[Data listing]
○ ○ ○ ○ ○

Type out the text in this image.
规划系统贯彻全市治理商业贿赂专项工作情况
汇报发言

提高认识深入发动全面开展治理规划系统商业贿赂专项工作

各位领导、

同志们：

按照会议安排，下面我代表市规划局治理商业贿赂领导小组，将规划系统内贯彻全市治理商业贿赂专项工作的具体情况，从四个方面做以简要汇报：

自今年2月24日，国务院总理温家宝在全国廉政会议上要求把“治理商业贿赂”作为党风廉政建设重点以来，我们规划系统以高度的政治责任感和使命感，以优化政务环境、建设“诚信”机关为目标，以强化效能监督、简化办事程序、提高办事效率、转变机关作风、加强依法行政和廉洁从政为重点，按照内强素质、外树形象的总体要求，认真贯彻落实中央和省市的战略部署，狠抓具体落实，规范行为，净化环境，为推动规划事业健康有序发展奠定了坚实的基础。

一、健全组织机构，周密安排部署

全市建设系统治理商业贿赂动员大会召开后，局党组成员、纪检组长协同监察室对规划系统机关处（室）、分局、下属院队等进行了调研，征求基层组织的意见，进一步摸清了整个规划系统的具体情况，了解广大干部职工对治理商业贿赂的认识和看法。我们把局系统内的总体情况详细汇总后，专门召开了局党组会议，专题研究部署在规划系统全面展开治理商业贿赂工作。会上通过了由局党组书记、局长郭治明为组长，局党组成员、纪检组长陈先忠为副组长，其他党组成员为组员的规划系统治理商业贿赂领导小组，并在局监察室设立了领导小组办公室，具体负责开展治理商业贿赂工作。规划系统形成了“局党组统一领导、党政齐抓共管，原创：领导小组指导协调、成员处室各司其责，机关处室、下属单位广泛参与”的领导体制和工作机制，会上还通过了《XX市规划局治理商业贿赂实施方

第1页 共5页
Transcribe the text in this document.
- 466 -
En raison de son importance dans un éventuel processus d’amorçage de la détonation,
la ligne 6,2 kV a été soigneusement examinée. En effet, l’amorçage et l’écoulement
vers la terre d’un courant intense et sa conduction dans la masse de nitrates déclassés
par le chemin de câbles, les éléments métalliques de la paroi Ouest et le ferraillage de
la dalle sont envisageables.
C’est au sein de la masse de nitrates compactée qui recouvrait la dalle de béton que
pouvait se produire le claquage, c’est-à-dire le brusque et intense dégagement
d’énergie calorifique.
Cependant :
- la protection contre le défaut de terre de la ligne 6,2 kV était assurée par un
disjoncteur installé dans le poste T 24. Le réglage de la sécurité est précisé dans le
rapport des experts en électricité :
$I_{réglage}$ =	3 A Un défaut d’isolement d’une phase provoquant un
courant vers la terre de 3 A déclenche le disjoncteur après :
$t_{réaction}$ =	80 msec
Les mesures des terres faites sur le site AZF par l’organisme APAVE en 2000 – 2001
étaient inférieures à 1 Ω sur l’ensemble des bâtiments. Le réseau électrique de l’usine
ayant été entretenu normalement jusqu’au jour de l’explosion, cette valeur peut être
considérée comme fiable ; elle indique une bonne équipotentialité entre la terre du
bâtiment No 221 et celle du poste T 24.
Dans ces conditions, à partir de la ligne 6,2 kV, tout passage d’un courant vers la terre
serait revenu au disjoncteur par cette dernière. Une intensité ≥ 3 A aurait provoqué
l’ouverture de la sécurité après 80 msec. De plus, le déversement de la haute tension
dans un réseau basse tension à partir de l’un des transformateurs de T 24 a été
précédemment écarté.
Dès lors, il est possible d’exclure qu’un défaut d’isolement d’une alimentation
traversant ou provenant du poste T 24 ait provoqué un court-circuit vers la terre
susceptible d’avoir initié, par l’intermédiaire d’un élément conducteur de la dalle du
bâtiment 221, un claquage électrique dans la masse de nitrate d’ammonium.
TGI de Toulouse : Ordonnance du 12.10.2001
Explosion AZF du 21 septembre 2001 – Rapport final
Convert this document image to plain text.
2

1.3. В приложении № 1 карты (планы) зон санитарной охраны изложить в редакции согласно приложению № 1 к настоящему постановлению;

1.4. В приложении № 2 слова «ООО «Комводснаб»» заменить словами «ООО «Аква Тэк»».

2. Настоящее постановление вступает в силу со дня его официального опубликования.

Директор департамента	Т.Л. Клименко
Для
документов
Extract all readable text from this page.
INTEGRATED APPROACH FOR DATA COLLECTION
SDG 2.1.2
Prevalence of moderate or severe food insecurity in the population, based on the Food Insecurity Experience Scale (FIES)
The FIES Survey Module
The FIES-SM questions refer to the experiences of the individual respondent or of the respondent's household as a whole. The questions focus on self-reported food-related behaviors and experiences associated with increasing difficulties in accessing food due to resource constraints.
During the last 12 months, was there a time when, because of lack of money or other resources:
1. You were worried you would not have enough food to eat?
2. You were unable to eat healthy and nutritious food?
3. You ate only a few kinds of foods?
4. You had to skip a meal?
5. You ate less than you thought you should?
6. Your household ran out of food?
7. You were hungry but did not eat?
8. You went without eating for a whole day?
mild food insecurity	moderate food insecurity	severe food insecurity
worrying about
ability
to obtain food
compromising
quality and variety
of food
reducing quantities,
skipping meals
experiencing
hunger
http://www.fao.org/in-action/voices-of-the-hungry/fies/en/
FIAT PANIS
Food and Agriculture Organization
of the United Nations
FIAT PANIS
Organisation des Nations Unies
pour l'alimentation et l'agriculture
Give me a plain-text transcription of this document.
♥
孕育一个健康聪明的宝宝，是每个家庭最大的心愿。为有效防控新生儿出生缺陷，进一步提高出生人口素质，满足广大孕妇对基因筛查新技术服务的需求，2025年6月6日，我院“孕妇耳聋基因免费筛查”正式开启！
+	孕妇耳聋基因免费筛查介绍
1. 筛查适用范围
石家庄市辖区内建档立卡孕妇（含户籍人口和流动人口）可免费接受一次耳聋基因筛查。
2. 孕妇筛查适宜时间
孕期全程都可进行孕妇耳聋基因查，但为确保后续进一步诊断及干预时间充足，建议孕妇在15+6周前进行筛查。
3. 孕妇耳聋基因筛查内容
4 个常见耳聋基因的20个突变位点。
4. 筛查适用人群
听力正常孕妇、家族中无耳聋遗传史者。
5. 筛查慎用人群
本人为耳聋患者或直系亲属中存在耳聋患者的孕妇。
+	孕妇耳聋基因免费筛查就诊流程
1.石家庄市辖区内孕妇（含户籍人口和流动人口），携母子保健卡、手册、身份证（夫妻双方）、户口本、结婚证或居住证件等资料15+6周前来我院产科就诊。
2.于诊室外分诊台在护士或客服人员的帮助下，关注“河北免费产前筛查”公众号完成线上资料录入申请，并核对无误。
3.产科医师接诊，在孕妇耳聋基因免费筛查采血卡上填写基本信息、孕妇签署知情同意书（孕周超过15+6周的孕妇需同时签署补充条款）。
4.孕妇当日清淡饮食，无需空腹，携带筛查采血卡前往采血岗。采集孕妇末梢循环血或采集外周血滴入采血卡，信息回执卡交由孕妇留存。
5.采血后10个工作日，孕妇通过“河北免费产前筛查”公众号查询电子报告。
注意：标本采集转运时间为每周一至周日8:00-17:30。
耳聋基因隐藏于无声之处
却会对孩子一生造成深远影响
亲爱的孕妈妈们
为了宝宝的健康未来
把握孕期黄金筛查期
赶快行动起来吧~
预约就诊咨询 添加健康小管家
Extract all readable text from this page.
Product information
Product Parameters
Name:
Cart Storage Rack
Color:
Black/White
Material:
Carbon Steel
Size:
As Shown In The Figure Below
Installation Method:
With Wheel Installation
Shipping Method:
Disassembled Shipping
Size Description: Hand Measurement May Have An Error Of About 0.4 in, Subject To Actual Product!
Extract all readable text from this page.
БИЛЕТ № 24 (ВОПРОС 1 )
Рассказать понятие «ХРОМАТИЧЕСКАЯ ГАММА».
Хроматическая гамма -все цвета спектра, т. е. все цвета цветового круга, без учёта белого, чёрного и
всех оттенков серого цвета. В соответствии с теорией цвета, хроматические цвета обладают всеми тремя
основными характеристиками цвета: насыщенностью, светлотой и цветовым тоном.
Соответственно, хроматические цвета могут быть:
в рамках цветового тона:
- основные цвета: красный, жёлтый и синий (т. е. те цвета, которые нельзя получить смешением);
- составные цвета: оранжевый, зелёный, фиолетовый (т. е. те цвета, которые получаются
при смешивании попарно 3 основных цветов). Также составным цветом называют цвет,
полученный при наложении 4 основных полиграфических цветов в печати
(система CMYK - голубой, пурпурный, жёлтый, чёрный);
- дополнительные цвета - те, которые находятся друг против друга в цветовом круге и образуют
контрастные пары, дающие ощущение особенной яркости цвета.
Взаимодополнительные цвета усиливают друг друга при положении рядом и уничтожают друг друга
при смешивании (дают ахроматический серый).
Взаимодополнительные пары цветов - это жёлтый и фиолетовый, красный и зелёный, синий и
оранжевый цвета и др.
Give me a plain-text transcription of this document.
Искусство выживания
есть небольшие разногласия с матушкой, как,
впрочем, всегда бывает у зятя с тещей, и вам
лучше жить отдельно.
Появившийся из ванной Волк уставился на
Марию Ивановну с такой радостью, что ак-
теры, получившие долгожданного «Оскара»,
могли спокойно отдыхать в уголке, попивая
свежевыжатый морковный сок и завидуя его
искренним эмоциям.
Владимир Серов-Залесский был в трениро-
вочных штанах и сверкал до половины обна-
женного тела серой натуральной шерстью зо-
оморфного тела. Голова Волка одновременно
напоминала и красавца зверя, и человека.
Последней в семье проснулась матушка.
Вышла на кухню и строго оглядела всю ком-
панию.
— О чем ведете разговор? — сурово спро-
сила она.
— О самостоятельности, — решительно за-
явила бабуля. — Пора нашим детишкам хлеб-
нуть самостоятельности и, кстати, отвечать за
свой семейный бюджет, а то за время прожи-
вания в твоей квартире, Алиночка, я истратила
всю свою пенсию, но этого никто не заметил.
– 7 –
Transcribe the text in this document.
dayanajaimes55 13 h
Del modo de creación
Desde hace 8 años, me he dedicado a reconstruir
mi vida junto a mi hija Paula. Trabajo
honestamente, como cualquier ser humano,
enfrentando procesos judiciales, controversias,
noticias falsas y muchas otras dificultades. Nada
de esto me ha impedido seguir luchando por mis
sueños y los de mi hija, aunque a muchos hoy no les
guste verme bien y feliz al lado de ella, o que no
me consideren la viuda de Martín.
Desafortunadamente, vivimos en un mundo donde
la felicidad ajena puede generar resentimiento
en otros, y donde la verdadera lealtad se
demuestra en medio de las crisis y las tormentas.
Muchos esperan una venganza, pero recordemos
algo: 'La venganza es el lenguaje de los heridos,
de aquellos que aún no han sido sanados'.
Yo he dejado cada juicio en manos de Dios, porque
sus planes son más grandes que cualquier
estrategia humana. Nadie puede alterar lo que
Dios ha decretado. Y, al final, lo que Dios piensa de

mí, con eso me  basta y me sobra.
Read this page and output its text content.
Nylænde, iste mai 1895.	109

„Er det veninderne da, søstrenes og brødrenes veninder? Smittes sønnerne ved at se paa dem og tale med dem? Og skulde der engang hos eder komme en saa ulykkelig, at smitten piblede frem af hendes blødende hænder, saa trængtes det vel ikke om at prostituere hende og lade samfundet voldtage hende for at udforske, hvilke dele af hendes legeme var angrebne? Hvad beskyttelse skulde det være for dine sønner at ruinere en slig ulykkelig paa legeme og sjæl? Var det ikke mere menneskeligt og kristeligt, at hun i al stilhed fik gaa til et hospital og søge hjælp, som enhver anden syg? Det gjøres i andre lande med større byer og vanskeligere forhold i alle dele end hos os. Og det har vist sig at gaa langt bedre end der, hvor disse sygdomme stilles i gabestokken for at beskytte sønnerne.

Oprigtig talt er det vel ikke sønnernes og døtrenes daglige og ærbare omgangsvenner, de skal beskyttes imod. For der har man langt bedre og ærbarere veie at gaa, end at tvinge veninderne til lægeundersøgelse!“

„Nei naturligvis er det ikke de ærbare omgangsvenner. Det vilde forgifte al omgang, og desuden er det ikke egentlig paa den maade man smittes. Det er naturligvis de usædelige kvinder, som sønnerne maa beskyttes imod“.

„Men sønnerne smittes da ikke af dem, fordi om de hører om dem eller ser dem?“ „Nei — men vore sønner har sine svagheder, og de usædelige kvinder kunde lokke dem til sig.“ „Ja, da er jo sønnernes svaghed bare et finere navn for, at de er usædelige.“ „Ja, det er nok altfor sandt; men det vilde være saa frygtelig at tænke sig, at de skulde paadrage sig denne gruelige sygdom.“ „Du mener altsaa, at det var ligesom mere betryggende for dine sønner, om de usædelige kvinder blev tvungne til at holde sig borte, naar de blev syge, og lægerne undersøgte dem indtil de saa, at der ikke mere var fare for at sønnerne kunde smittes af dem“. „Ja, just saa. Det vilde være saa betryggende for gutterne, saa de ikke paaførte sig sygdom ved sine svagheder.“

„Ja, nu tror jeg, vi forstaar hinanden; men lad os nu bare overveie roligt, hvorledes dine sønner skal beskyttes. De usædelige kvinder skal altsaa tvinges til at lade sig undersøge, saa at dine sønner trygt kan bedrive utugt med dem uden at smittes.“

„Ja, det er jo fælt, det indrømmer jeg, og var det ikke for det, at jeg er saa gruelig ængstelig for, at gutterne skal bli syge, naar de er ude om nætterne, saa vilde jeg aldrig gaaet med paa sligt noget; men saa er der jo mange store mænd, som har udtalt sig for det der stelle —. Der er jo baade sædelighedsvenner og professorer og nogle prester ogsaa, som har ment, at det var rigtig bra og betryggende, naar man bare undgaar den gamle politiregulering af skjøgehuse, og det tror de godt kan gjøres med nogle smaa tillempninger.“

○ ○ ○ ○ ○

**Work to do**
Using the material above, report each line where "синий" occurs.

**Correct result**
- основные цвета: красный, жёлтый и синий (т. е. те цвета, которые нельзя получить смешением);
Взаимодополнительные пары цветов - это жёлтый и фиолетовый, красный и зелёный, синий и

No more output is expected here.